What you should do >>
Scan the data below for the string "levels". Copy every line where it appears.
** BEGIN Given records **
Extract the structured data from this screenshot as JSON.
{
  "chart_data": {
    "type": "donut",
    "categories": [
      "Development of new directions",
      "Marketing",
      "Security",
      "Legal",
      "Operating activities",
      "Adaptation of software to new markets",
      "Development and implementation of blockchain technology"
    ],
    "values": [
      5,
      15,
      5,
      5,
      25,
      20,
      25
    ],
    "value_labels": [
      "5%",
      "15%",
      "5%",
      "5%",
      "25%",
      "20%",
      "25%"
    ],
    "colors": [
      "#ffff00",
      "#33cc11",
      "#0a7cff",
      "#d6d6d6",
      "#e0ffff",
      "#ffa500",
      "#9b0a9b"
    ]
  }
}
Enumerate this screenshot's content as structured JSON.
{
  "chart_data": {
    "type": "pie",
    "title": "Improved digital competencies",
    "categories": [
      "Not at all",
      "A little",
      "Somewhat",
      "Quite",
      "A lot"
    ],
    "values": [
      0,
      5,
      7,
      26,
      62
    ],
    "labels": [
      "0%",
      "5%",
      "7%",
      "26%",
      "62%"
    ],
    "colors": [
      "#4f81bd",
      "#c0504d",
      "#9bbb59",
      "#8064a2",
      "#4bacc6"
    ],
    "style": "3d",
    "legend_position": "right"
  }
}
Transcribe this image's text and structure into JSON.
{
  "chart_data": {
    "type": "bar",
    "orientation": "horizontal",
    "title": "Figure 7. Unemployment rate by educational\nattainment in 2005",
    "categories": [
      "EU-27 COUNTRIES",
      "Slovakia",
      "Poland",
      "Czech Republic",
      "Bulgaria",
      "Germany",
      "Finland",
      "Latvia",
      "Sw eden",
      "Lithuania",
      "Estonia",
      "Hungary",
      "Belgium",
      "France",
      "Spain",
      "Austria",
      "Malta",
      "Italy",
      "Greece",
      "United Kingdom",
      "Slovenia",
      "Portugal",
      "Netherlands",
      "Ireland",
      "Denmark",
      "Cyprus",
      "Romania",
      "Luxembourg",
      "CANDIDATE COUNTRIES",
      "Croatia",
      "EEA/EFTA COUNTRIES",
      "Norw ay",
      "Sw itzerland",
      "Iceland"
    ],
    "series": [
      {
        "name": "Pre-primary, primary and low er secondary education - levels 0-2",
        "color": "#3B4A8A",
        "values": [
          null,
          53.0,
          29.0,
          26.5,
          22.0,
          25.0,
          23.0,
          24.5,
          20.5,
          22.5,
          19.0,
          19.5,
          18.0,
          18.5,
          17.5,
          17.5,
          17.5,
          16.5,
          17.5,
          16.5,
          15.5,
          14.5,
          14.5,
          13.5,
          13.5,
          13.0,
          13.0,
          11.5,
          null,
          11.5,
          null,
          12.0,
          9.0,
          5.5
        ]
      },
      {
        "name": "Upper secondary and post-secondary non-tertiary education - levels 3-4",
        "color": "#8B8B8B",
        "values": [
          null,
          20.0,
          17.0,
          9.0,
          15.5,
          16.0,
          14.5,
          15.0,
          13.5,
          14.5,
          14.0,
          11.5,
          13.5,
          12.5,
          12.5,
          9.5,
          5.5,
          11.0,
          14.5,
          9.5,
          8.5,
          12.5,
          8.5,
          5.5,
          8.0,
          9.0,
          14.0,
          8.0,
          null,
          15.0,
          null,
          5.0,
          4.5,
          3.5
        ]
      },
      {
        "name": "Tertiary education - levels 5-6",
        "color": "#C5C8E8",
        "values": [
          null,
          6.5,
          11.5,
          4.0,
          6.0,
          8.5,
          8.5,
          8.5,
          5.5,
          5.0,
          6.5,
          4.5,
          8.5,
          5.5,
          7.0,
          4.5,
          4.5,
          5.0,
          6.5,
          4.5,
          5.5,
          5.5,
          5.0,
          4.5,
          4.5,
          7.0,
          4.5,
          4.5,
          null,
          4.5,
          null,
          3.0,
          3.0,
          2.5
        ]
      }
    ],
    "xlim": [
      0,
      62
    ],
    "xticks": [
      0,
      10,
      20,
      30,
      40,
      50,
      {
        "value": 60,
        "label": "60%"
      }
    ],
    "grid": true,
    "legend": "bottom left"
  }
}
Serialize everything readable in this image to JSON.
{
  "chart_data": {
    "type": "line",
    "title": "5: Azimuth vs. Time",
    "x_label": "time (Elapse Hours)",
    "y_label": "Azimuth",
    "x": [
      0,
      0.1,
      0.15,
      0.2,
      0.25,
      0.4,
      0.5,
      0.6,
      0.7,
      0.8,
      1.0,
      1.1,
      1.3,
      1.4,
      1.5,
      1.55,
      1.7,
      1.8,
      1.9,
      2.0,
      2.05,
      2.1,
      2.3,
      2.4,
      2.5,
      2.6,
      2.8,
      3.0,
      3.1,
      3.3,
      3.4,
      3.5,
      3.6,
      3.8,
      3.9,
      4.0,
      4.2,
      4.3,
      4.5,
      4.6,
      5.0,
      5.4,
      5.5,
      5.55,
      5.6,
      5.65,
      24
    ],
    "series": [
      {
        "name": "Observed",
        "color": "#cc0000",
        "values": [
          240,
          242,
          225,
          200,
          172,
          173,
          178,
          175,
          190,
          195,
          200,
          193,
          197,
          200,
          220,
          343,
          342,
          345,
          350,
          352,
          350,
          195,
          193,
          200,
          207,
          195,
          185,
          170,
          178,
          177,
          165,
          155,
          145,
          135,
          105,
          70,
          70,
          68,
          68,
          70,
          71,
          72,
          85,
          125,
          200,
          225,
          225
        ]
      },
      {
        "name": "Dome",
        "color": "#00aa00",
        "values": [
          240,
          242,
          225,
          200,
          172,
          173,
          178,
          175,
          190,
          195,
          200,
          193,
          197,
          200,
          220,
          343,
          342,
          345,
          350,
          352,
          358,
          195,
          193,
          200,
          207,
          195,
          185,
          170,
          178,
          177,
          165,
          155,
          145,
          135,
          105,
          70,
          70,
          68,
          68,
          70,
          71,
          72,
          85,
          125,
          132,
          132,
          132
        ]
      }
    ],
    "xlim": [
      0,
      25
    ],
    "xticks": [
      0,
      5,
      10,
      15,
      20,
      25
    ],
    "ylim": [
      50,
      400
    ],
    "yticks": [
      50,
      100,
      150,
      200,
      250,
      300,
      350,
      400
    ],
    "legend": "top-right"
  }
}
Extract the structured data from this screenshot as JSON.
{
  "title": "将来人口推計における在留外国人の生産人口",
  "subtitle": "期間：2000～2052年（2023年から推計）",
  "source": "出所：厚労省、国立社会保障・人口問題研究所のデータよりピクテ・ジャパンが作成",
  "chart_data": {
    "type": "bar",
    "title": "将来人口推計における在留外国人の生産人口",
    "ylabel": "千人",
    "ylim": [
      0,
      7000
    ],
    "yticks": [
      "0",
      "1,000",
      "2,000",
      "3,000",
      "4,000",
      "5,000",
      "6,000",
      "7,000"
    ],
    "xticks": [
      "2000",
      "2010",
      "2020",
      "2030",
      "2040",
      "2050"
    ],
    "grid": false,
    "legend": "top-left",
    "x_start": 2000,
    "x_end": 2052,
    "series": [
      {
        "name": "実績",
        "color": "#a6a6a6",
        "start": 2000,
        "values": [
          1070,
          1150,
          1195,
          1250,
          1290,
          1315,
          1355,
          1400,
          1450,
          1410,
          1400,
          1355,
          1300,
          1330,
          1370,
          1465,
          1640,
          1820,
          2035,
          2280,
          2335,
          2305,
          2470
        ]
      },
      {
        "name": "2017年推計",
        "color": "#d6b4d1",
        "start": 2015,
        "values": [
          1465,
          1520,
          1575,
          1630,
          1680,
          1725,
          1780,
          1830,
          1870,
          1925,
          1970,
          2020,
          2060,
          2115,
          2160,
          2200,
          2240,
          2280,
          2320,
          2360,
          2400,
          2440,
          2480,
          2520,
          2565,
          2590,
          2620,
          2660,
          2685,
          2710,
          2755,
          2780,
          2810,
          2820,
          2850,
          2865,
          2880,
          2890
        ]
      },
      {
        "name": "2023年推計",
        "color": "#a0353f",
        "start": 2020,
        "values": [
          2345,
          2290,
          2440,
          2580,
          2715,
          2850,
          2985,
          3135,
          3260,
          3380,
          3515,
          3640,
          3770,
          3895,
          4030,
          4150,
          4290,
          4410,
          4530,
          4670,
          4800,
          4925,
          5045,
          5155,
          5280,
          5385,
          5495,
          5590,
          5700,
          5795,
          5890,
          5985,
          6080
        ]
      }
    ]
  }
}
** END Given records **
Result for this task >>
        "name": "Pre-primary, primary and low er secondary education - levels 0-2",
        "name": "Upper secondary and post-secondary non-tertiary education - levels 3-4",
        "name": "Tertiary education - levels 5-6",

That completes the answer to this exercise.